Exercise objective> Place each line of the entries below into a JSON list of strings, one string per line, and leave out any blank lines.

⟨

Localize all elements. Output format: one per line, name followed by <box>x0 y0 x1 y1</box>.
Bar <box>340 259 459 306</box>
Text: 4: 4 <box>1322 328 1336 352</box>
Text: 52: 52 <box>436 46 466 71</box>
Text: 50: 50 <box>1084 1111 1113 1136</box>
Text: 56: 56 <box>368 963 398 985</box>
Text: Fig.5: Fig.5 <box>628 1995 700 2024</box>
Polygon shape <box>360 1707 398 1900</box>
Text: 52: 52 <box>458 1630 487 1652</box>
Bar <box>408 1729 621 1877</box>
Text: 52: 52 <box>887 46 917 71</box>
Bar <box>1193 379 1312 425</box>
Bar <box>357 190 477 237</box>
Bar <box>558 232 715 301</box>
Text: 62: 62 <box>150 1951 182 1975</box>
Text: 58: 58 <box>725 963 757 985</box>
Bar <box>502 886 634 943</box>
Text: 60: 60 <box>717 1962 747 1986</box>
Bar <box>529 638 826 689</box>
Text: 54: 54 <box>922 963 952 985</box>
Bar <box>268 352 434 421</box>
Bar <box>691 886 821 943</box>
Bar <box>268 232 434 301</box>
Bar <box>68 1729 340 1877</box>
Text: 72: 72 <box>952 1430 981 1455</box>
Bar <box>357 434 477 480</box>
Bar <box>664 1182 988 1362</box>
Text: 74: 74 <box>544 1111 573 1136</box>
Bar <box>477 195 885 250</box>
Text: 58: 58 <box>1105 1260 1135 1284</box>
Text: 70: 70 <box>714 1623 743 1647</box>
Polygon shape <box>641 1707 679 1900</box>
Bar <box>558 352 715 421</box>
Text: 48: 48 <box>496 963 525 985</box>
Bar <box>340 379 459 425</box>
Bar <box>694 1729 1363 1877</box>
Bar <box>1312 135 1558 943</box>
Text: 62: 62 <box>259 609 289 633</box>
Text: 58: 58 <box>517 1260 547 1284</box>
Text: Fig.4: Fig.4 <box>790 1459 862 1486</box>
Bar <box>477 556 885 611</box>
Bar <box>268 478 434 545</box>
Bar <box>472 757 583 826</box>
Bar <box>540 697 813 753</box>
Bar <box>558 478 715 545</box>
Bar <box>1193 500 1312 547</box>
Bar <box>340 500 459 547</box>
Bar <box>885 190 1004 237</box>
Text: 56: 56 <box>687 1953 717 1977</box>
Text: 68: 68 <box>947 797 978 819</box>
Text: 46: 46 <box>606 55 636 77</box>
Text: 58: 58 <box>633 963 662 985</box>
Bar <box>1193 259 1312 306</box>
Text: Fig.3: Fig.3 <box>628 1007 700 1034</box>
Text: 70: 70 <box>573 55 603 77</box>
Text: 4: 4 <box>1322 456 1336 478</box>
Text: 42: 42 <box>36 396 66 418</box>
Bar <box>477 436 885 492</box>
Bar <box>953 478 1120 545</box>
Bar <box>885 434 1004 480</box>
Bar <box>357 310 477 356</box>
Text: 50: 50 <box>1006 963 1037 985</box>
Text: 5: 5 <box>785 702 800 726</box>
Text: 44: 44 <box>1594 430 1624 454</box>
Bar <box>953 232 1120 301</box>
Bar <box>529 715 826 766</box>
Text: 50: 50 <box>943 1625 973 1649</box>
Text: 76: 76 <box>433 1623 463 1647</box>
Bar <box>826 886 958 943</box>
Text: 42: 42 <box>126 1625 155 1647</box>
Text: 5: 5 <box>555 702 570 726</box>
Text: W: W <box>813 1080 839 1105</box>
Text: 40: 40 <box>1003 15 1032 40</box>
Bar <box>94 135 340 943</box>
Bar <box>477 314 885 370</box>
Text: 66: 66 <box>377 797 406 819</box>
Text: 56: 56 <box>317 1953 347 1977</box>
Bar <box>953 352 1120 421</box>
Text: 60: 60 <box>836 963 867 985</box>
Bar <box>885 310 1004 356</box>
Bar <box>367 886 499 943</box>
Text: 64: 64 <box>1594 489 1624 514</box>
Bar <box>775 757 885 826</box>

⟩

Final answer>
[
  "Localize all elements. Output format: one per line, name followed by <box>x0 y0 x1 y1</box>.",
  "Bar <box>340 259 459 306</box>",
  "Text: 4: 4 <box>1322 328 1336 352</box>",
  "Text: 52: 52 <box>436 46 466 71</box>",
  "Text: 50: 50 <box>1084 1111 1113 1136</box>",
  "Text: 56: 56 <box>368 963 398 985</box>",
  "Text: Fig.5: Fig.5 <box>628 1995 700 2024</box>",
  "Polygon shape <box>360 1707 398 1900</box>",
  "Text: 52: 52 <box>458 1630 487 1652</box>",
  "Bar <box>408 1729 621 1877</box>",
  "Text: 52: 52 <box>887 46 917 71</box>",
  "Bar <box>1193 379 1312 425</box>",
  "Bar <box>357 190 477 237</box>",
  "Bar <box>558 232 715 301</box>",
  "Text: 62: 62 <box>150 1951 182 1975</box>",
  "Text: 58: 58 <box>725 963 757 985</box>",
  "Bar <box>502 886 634 943</box>",
  "Text: 60: 60 <box>717 1962 747 1986</box>",
  "Bar <box>529 638 826 689</box>",
  "Text: 54: 54 <box>922 963 952 985</box>",
  "Bar <box>268 352 434 421</box>",
  "Bar <box>691 886 821 943</box>",
  "Bar <box>268 232 434 301</box>",
  "Bar <box>68 1729 340 1877</box>",
  "Text: 72: 72 <box>952 1430 981 1455</box>",
  "Bar <box>357 434 477 480</box>",
  "Bar <box>664 1182 988 1362</box>",
  "Text: 74: 74 <box>544 1111 573 1136</box>",
  "Bar <box>477 195 885 250</box>",
  "Text: 58: 58 <box>1105 1260 1135 1284</box>",
  "Text: 70: 70 <box>714 1623 743 1647</box>",
  "Polygon shape <box>641 1707 679 1900</box>",
  "Bar <box>558 352 715 421</box>",
  "Text: 48: 48 <box>496 963 525 985</box>",
  "Bar <box>340 379 459 425</box>",
  "Bar <box>694 1729 1363 1877</box>",
  "Bar <box>1312 135 1558 943</box>",
  "Text: 62: 62 <box>259 609 289 633</box>",
  "Text: 58: 58 <box>517 1260 547 1284</box>",
  "Text: Fig.4: Fig.4 <box>790 1459 862 1486</box>",
  "Bar <box>477 556 885 611</box>",
  "Bar <box>268 478 434 545</box>",
  "Bar <box>472 757 583 826</box>",
  "Bar <box>540 697 813 753</box>",
  "Bar <box>558 478 715 545</box>",
  "Bar <box>1193 500 1312 547</box>",
  "Bar <box>340 500 459 547</box>",
  "Bar <box>885 190 1004 237</box>",
  "Text: 56: 56 <box>687 1953 717 1977</box>",
  "Text: 68: 68 <box>947 797 978 819</box>",
  "Text: 46: 46 <box>606 55 636 77</box>",
  "Text: 58: 58 <box>633 963 662 985</box>",
  "Bar <box>1193 259 1312 306</box>",
  "Text: Fig.3: Fig.3 <box>628 1007 700 1034</box>",
  "Text: 70: 70 <box>573 55 603 77</box>",
  "Text: 4: 4 <box>1322 456 1336 478</box>",
  "Text: 42: 42 <box>36 396 66 418</box>",
  "Bar <box>477 436 885 492</box>",
  "Bar <box>953 478 1120 545</box>",
  "Bar <box>885 434 1004 480</box>",
  "Bar <box>357 310 477 356</box>",
  "Text: 50: 50 <box>1006 963 1037 985</box>",
  "Text: 5: 5 <box>785 702 800 726</box>",
  "Text: 44: 44 <box>1594 430 1624 454</box>",
  "Bar <box>953 232 1120 301</box>",
  "Bar <box>529 715 826 766</box>",
  "Text: 50: 50 <box>943 1625 973 1649</box>",
  "Text: 76: 76 <box>433 1623 463 1647</box>",
  "Bar <box>826 886 958 943</box>",
  "Text: 42: 42 <box>126 1625 155 1647</box>",
  "Text: 5: 5 <box>555 702 570 726</box>",
  "Text: W: W <box>813 1080 839 1105</box>",
  "Text: 40: 40 <box>1003 15 1032 40</box>",
  "Bar <box>94 135 340 943</box>",
  "Bar <box>477 314 885 370</box>",
  "Text: 66: 66 <box>377 797 406 819</box>",
  "Text: 56: 56 <box>317 1953 347 1977</box>",
  "Bar <box>953 352 1120 421</box>",
  "Text: 60: 60 <box>836 963 867 985</box>",
  "Bar <box>885 310 1004 356</box>",
  "Bar <box>367 886 499 943</box>",
  "Text: 64: 64 <box>1594 489 1624 514</box>",
  "Bar <box>775 757 885 826</box>"
]